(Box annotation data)
====================
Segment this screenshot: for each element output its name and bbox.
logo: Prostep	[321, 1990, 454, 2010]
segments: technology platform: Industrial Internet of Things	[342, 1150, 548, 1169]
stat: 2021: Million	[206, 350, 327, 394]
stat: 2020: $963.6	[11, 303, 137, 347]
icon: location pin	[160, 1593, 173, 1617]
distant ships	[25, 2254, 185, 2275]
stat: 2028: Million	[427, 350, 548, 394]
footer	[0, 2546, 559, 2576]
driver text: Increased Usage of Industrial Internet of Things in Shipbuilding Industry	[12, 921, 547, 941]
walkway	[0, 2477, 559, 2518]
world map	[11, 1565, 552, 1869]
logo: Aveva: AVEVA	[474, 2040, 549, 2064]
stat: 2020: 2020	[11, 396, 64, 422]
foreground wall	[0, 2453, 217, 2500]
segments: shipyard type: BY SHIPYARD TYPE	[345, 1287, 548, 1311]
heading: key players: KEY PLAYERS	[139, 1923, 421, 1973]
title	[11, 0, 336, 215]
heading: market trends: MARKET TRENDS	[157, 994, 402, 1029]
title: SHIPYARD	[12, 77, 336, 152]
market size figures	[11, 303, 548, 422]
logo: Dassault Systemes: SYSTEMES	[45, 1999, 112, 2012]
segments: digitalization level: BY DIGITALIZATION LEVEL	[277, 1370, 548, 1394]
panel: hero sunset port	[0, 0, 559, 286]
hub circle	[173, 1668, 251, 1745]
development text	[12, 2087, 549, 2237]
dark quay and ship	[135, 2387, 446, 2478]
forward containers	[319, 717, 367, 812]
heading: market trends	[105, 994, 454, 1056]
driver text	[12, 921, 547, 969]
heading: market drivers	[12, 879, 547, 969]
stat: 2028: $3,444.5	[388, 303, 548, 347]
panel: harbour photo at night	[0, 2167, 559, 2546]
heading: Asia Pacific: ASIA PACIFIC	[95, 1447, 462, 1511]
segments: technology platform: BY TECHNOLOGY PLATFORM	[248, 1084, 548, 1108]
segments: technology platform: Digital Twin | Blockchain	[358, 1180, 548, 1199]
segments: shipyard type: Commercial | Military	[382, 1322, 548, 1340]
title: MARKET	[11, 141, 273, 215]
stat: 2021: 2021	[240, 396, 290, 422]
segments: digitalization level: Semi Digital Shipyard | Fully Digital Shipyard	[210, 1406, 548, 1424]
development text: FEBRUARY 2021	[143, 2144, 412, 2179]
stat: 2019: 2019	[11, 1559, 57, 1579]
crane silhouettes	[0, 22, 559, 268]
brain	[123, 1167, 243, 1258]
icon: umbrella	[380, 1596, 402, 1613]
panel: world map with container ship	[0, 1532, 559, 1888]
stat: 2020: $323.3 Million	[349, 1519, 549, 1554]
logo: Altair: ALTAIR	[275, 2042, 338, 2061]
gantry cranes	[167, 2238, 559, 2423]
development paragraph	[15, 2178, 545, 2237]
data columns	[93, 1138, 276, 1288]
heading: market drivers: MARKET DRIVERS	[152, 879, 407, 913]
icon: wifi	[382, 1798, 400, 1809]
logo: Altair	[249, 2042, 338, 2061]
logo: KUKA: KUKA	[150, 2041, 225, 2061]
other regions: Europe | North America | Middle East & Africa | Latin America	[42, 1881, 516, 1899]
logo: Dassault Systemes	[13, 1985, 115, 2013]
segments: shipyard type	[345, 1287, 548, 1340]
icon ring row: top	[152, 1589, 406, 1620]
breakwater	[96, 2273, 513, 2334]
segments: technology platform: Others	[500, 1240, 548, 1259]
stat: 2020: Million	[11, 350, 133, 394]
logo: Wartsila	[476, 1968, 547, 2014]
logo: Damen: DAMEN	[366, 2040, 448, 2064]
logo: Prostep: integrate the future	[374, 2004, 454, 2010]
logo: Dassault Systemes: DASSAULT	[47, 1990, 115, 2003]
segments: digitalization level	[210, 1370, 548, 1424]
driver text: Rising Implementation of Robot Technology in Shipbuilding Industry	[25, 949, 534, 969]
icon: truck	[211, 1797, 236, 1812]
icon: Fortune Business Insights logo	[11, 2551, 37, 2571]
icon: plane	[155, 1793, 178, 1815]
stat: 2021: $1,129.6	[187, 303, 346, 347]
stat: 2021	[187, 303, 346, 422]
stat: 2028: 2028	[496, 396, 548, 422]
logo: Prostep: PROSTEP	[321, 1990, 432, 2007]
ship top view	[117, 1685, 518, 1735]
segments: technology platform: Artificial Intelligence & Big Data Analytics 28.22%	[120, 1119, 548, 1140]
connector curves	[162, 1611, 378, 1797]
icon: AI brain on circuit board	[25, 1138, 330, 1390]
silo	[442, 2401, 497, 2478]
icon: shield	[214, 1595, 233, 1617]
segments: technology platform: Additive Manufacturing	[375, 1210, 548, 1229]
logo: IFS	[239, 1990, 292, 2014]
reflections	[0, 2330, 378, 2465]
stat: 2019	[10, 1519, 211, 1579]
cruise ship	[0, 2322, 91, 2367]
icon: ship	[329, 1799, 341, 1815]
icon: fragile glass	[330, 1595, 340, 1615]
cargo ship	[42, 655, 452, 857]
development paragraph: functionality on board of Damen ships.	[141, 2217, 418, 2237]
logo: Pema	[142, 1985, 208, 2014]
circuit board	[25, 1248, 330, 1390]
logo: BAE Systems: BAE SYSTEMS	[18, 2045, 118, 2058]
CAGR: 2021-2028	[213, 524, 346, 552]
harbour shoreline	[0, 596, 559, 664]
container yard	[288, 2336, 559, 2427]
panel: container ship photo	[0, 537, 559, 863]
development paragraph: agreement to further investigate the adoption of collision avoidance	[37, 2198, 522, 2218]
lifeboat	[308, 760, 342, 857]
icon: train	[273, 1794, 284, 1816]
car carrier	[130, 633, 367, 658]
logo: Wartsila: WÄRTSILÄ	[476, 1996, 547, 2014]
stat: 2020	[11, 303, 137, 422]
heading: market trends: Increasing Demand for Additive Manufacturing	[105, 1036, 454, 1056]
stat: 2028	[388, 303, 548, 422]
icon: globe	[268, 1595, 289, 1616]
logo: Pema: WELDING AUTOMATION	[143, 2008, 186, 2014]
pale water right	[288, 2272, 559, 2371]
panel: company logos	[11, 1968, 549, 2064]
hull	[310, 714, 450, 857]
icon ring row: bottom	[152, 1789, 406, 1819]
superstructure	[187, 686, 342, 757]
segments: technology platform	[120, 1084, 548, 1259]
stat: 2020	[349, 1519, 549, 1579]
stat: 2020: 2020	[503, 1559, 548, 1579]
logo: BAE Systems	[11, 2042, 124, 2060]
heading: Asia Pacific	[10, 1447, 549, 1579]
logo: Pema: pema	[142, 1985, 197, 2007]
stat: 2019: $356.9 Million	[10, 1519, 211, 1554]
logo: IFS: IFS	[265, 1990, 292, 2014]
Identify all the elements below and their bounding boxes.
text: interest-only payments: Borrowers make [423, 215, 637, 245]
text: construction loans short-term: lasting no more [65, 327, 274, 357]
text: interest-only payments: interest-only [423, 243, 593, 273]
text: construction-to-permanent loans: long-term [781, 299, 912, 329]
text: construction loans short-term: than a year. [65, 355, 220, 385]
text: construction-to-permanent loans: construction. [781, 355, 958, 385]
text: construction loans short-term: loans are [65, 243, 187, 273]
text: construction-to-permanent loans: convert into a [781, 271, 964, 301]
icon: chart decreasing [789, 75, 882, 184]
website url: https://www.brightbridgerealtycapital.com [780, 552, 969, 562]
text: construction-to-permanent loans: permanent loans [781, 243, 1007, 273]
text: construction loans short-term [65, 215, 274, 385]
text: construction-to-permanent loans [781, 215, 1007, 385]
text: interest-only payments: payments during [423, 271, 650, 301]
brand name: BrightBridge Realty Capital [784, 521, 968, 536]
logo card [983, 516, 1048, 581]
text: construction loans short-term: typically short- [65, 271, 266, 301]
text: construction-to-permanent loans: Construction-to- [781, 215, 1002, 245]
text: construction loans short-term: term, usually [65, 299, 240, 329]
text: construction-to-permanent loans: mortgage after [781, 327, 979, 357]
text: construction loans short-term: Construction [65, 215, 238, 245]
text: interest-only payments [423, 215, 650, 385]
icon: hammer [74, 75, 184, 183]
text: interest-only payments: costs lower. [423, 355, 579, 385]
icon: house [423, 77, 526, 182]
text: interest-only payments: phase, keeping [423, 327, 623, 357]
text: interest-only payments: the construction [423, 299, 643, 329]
====================
Task instructions
Pick out each line of the records that contains the word "short" and copy it.

Correct result
text: construction loans short-term: lasting no more [65, 327, 274, 357]
text: construction loans short-term: than a year. [65, 355, 220, 385]
text: construction loans short-term: loans are [65, 243, 187, 273]
text: construction loans short-term [65, 215, 274, 385]
text: construction loans short-term: typically short- [65, 271, 266, 301]
text: construction loans short-term: term, usually [65, 299, 240, 329]
text: construction loans short-term: Construction [65, 215, 238, 245]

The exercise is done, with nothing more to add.